§ **Exercise**: From the entries below, copy every line where the string "reserves" appears.

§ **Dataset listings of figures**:
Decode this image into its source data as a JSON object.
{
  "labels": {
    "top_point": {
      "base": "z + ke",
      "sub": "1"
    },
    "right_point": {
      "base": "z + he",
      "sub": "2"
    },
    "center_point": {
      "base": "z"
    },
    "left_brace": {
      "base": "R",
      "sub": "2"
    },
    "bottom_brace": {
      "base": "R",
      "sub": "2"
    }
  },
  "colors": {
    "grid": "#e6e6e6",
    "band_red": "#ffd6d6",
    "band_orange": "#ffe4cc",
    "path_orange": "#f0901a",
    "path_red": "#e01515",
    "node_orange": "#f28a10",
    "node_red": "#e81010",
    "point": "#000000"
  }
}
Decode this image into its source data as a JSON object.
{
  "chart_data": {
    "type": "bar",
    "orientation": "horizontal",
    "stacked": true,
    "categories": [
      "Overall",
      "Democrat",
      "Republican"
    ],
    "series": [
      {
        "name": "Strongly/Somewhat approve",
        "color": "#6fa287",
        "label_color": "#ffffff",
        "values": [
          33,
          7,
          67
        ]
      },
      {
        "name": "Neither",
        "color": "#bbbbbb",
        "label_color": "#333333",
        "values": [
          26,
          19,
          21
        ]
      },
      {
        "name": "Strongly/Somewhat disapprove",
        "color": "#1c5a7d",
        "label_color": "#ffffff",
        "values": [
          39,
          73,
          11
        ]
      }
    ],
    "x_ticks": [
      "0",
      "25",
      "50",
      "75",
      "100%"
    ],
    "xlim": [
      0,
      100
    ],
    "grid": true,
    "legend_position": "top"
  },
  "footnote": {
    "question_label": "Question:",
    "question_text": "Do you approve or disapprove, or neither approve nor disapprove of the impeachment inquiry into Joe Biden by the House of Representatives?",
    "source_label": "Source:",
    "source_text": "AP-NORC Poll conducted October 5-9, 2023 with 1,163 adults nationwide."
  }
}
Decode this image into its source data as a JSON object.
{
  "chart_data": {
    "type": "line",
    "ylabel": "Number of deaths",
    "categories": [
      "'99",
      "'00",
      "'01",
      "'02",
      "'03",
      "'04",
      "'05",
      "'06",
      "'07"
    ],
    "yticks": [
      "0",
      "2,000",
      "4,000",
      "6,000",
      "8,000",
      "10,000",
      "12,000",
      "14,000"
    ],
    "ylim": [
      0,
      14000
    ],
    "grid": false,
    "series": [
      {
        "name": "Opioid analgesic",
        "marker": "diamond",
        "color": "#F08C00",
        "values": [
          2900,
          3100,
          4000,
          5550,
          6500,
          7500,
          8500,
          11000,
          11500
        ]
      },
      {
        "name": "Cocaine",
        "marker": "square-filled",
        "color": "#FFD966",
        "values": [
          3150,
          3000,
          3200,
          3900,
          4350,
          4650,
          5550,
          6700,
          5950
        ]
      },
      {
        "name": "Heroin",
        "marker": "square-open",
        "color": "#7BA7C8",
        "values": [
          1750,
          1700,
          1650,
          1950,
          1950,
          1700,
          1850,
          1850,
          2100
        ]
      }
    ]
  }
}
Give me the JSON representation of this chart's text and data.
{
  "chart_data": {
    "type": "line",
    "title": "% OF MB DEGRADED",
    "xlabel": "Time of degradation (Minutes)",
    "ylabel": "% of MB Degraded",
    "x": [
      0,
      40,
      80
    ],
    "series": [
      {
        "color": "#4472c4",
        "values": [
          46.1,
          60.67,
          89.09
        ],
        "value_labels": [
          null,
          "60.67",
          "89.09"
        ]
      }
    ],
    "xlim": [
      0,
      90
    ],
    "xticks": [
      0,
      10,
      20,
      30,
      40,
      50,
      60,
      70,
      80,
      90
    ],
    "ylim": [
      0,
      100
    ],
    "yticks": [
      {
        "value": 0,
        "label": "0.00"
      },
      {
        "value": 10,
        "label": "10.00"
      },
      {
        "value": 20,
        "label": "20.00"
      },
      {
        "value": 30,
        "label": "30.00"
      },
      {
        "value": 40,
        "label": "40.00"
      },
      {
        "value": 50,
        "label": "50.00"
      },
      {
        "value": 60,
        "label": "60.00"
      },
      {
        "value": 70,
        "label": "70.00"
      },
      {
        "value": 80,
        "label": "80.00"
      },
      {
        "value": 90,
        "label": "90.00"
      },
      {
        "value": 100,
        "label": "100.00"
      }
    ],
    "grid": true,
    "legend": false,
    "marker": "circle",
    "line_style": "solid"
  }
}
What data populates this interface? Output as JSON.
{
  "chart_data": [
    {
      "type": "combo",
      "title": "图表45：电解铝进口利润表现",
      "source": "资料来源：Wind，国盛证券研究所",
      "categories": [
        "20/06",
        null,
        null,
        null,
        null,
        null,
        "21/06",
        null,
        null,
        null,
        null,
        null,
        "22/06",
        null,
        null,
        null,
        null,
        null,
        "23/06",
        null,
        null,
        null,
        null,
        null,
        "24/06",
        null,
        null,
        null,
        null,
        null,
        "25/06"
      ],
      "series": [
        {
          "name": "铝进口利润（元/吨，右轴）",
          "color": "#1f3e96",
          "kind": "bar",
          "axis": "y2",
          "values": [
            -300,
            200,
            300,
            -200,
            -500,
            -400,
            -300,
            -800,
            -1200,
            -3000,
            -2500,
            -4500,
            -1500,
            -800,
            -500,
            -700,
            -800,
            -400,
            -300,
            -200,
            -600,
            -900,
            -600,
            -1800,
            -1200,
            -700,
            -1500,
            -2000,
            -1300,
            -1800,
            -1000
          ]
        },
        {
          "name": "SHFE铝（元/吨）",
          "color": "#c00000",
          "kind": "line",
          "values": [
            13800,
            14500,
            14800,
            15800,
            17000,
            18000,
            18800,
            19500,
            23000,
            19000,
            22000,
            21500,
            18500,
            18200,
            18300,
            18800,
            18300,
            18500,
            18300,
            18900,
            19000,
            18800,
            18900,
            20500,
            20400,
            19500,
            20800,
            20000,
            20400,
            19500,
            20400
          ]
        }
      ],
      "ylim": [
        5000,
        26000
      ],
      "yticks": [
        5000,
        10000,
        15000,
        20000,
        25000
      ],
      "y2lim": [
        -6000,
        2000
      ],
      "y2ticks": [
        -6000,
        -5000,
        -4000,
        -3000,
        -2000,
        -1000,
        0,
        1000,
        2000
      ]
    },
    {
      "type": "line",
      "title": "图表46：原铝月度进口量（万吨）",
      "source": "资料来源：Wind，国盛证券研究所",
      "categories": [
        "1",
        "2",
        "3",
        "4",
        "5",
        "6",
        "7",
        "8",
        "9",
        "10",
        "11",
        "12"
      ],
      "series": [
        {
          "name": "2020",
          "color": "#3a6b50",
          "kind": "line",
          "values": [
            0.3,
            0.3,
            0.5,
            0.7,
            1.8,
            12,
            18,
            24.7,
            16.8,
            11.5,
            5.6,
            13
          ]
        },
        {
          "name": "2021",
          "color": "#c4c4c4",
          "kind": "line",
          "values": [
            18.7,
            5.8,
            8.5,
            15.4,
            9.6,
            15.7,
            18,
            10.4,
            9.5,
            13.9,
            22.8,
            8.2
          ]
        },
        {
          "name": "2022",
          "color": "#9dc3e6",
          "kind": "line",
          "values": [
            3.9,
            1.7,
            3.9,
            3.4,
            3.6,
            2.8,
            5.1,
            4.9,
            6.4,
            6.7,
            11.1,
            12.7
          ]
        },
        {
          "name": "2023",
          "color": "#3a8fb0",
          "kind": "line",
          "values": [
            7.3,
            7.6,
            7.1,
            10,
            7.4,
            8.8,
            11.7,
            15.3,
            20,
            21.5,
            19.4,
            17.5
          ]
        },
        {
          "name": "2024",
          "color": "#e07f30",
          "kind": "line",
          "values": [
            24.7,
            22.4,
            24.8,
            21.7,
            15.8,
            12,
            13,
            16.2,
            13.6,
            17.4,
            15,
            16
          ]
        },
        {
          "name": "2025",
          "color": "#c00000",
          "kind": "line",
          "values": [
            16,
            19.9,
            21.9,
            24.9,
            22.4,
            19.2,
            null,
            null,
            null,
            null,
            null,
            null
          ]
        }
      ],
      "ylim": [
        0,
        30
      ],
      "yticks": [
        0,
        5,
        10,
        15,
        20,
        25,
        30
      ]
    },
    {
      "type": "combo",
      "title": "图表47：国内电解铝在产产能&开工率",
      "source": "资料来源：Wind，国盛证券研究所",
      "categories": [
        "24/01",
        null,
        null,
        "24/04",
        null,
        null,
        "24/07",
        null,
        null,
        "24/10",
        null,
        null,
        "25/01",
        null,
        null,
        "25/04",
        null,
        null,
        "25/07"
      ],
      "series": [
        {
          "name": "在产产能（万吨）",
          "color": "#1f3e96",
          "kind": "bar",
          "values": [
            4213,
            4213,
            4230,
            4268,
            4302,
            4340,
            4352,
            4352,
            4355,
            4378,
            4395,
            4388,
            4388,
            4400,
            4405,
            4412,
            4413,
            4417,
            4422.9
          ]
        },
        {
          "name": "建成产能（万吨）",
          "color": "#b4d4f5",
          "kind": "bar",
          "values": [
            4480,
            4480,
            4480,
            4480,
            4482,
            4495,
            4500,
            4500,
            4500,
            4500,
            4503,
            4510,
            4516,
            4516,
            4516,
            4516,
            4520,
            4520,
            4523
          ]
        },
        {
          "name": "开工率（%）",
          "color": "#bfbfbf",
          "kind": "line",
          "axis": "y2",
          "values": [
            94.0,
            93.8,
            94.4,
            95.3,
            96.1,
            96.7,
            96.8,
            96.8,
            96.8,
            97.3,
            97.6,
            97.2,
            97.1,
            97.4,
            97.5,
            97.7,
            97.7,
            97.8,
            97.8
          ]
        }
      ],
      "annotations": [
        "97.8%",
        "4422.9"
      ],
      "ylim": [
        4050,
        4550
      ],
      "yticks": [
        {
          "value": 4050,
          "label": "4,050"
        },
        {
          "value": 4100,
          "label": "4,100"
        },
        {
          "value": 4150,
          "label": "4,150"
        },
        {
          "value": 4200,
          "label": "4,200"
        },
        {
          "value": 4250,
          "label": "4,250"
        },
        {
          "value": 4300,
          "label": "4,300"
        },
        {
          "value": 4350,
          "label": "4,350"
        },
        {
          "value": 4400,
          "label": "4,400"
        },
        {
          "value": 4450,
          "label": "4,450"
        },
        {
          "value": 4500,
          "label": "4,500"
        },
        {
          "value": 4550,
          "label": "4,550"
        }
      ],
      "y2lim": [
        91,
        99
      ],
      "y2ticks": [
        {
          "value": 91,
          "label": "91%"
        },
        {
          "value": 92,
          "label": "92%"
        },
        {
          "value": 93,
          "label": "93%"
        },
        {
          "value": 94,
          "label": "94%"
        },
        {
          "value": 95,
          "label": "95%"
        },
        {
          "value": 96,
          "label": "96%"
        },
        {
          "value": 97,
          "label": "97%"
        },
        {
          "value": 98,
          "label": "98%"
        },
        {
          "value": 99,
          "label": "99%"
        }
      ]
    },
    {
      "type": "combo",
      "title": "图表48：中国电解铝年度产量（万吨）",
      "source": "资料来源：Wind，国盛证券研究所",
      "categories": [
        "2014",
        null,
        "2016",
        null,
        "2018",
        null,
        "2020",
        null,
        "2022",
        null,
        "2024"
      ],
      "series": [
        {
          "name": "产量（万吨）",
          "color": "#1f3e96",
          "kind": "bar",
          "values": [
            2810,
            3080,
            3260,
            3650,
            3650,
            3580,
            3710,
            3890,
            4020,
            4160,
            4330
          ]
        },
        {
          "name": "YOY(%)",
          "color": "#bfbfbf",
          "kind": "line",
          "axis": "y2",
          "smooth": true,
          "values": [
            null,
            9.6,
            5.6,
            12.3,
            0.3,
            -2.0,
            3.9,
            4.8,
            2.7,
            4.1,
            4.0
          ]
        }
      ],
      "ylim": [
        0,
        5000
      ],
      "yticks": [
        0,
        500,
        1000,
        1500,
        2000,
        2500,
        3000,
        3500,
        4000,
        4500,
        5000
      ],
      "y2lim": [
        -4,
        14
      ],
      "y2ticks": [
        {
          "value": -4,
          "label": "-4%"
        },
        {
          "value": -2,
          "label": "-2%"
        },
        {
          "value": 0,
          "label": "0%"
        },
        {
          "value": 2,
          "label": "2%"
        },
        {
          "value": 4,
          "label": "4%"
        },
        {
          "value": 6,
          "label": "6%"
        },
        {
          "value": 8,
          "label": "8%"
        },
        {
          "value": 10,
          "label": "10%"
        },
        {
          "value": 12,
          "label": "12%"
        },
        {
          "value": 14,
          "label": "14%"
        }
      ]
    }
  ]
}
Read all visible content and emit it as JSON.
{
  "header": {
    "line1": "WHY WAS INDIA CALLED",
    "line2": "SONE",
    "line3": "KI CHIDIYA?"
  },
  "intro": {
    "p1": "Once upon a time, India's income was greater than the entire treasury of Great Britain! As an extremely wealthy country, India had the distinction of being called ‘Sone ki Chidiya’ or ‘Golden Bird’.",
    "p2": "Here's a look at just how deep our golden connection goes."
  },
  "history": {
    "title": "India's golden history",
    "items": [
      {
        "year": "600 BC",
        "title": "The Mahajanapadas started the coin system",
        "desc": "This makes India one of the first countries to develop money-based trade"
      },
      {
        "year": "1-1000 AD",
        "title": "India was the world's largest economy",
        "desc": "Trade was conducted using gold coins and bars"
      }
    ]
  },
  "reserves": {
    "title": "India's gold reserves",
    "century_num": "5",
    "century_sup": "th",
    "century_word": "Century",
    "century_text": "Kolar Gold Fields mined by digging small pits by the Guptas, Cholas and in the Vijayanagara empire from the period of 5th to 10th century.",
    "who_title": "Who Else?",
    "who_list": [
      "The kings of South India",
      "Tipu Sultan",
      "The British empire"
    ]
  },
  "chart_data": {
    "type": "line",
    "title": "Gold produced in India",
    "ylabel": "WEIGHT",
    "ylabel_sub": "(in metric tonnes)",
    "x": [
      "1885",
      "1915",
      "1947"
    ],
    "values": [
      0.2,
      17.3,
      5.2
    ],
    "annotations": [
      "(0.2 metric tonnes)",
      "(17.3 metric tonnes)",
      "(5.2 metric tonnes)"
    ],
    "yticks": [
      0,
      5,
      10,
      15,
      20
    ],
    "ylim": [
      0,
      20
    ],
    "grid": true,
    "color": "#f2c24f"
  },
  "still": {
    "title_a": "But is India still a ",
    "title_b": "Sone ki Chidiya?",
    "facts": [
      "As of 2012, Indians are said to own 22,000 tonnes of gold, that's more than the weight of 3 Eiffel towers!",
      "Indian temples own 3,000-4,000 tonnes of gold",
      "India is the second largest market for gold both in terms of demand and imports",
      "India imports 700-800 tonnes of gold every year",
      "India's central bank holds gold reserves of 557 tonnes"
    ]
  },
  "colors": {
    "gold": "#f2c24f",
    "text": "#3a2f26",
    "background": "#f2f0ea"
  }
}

§ **Full output**:
  "reserves": {
    "title": "India's gold reserves",
      "India's central bank holds gold reserves of 557 tonnes"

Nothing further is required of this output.